[Dataset records]
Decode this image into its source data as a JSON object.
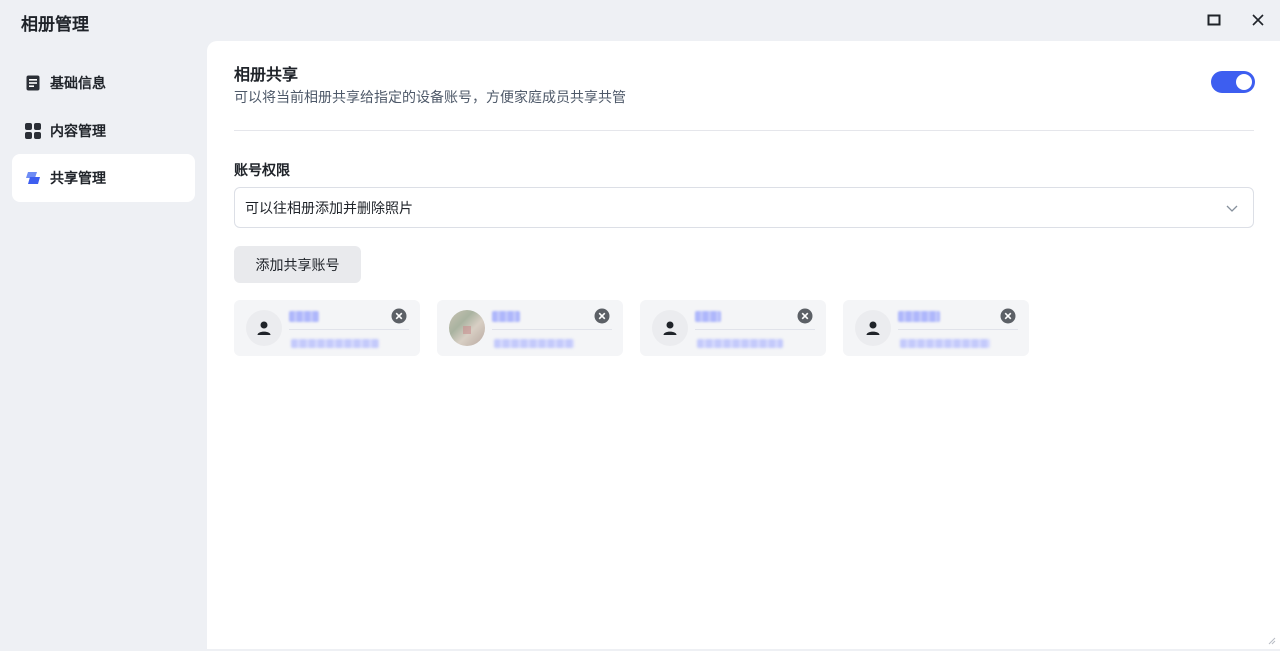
{
  "window": {
    "title": "相册管理",
    "maximize_icon": "maximize-icon",
    "close_icon": "close-icon"
  },
  "sidebar": {
    "items": [
      {
        "label": "基础信息",
        "icon": "document-icon",
        "active": false
      },
      {
        "label": "内容管理",
        "icon": "grid-icon",
        "active": false
      },
      {
        "label": "共享管理",
        "icon": "share-icon",
        "active": true
      }
    ]
  },
  "sharing": {
    "title": "相册共享",
    "description": "可以将当前相册共享给指定的设备账号，方便家庭成员共享共管",
    "enabled": true
  },
  "permission": {
    "label": "账号权限",
    "selected": "可以往相册添加并删除照片"
  },
  "add_account_label": "添加共享账号",
  "accounts": [
    {
      "avatar": "person-icon"
    },
    {
      "avatar": "photo"
    },
    {
      "avatar": "person-icon"
    },
    {
      "avatar": "person-icon"
    }
  ],
  "colors": {
    "accent": "#3d5ef0",
    "background": "#eef0f4",
    "card": "#f4f5f7"
  }
}
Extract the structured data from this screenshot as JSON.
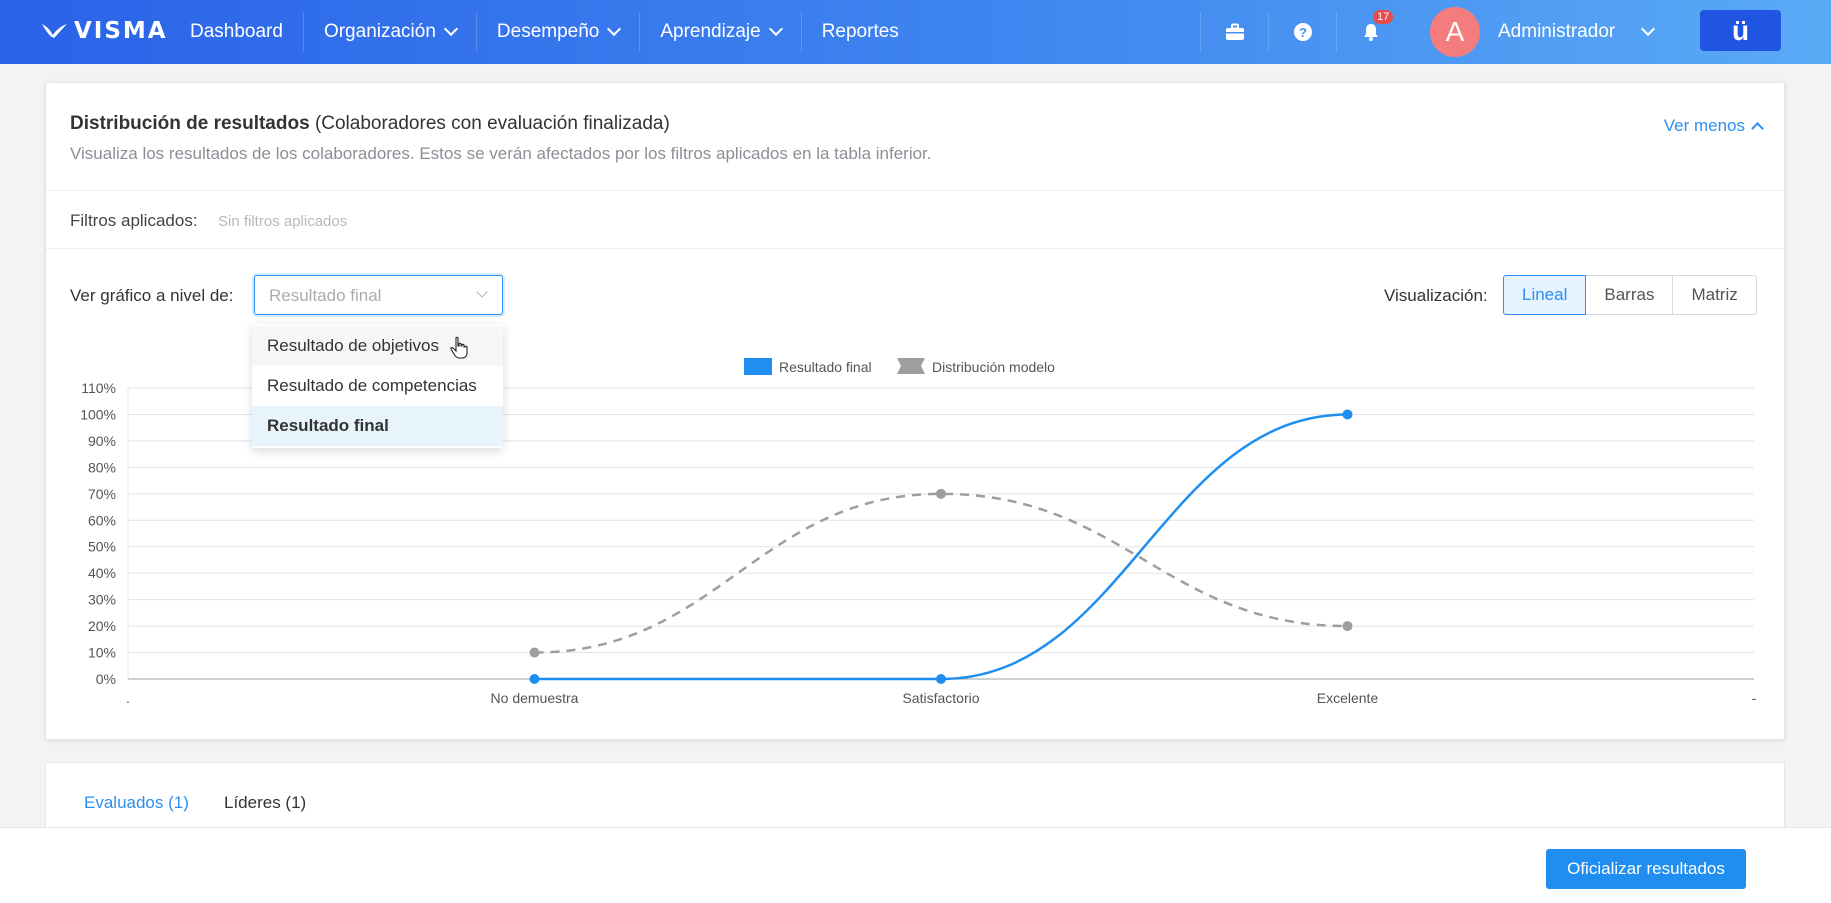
{
  "nav": {
    "logo": "VISMA",
    "items": [
      {
        "label": "Dashboard",
        "dropdown": false
      },
      {
        "label": "Organización",
        "dropdown": true
      },
      {
        "label": "Desempeño",
        "dropdown": true
      },
      {
        "label": "Aprendizaje",
        "dropdown": true
      },
      {
        "label": "Reportes",
        "dropdown": false
      }
    ],
    "notifications_count": "17",
    "user": {
      "initial": "A",
      "name": "Administrador"
    },
    "app_button": "ü"
  },
  "panel": {
    "title_bold": "Distribución de resultados",
    "title_rest": "(Colaboradores con evaluación finalizada)",
    "subtitle": "Visualiza los resultados de los colaboradores. Estos se verán afectados por los filtros aplicados en la tabla inferior.",
    "toggle_label": "Ver menos",
    "filters_label": "Filtros aplicados:",
    "filters_value": "Sin filtros aplicados",
    "level_label": "Ver gráfico a nivel de:",
    "level_placeholder": "Resultado final",
    "level_options": [
      "Resultado de objetivos",
      "Resultado de competencias",
      "Resultado final"
    ],
    "visualization_label": "Visualización:",
    "visualization_options": [
      "Lineal",
      "Barras",
      "Matriz"
    ],
    "visualization_active": "Lineal"
  },
  "chart_data": {
    "type": "line",
    "categories": [
      "No demuestra",
      "Satisfactorio",
      "Excelente"
    ],
    "x_tick_labels": [
      ".",
      "No demuestra",
      "Satisfactorio",
      "Excelente",
      "-"
    ],
    "y_ticks": [
      "0%",
      "10%",
      "20%",
      "30%",
      "40%",
      "50%",
      "60%",
      "70%",
      "80%",
      "90%",
      "100%",
      "110%"
    ],
    "ylim": [
      0,
      110
    ],
    "grid": true,
    "legend_position": "top",
    "series": [
      {
        "name": "Resultado final",
        "values": [
          0,
          0,
          100
        ],
        "color": "#1f8ef0",
        "style": "solid"
      },
      {
        "name": "Distribución modelo",
        "values": [
          10,
          70,
          20
        ],
        "color": "#9e9e9e",
        "style": "dashed"
      }
    ]
  },
  "tabs": [
    {
      "label": "Evaluados (1)",
      "active": true
    },
    {
      "label": "Líderes (1)",
      "active": false
    }
  ],
  "footer": {
    "primary_button": "Oficializar resultados"
  }
}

(Directions) Leave out the pictures and repeat everything else in the records exactly.

(Exercise solution)
Decode this image into its source data as a JSON object.
{
  "window": {
    "title": "相册管理",
    "maximize_icon": "maximize-icon",
    "close_icon": "close-icon"
  },
  "sidebar": {
    "items": [
      {
        "label": "基础信息",
        "icon": "document-icon",
        "active": false
      },
      {
        "label": "内容管理",
        "icon": "grid-icon",
        "active": false
      },
      {
        "label": "共享管理",
        "icon": "share-icon",
        "active": true
      }
    ]
  },
  "sharing": {
    "title": "相册共享",
    "description": "可以将当前相册共享给指定的设备账号，方便家庭成员共享共管",
    "enabled": true
  },
  "permission": {
    "label": "账号权限",
    "selected": "可以往相册添加并删除照片"
  },
  "add_account_label": "添加共享账号",
  "accounts": [
    {
      "avatar": "person-icon"
    },
    {
      "avatar": "photo"
    },
    {
      "avatar": "person-icon"
    },
    {
      "avatar": "person-icon"
    }
  ],
  "colors": {
    "accent": "#3d5ef0",
    "background": "#eef0f4",
    "card": "#f4f5f7"
  }
}
Extract the structured data from this screenshot as JSON.
{
  "nav": {
    "logo": "VISMA",
    "items": [
      {
        "label": "Dashboard",
        "dropdown": false
      },
      {
        "label": "Organización",
        "dropdown": true
      },
      {
        "label": "Desempeño",
        "dropdown": true
      },
      {
        "label": "Aprendizaje",
        "dropdown": true
      },
      {
        "label": "Reportes",
        "dropdown": false
      }
    ],
    "notifications_count": "17",
    "user": {
      "initial": "A",
      "name": "Administrador"
    },
    "app_button": "ü"
  },
  "panel": {
    "title_bold": "Distribución de resultados",
    "title_rest": "(Colaboradores con evaluación finalizada)",
    "subtitle": "Visualiza los resultados de los colaboradores. Estos se verán afectados por los filtros aplicados en la tabla inferior.",
    "toggle_label": "Ver menos",
    "filters_label": "Filtros aplicados:",
    "filters_value": "Sin filtros aplicados",
    "level_label": "Ver gráfico a nivel de:",
    "level_placeholder": "Resultado final",
    "level_options": [
      "Resultado de objetivos",
      "Resultado de competencias",
      "Resultado final"
    ],
    "visualization_label": "Visualización:",
    "visualization_options": [
      "Lineal",
      "Barras",
      "Matriz"
    ],
    "visualization_active": "Lineal"
  },
  "chart_data": {
    "type": "line",
    "categories": [
      "No demuestra",
      "Satisfactorio",
      "Excelente"
    ],
    "x_tick_labels": [
      ".",
      "No demuestra",
      "Satisfactorio",
      "Excelente",
      "-"
    ],
    "y_ticks": [
      "0%",
      "10%",
      "20%",
      "30%",
      "40%",
      "50%",
      "60%",
      "70%",
      "80%",
      "90%",
      "100%",
      "110%"
    ],
    "ylim": [
      0,
      110
    ],
    "grid": true,
    "legend_position": "top",
    "series": [
      {
        "name": "Resultado final",
        "values": [
          0,
          0,
          100
        ],
        "color": "#1f8ef0",
        "style": "solid"
      },
      {
        "name": "Distribución modelo",
        "values": [
          10,
          70,
          20
        ],
        "color": "#9e9e9e",
        "style": "dashed"
      }
    ]
  },
  "tabs": [
    {
      "label": "Evaluados (1)",
      "active": true
    },
    {
      "label": "Líderes (1)",
      "active": false
    }
  ],
  "footer": {
    "primary_button": "Oficializar resultados"
  }
}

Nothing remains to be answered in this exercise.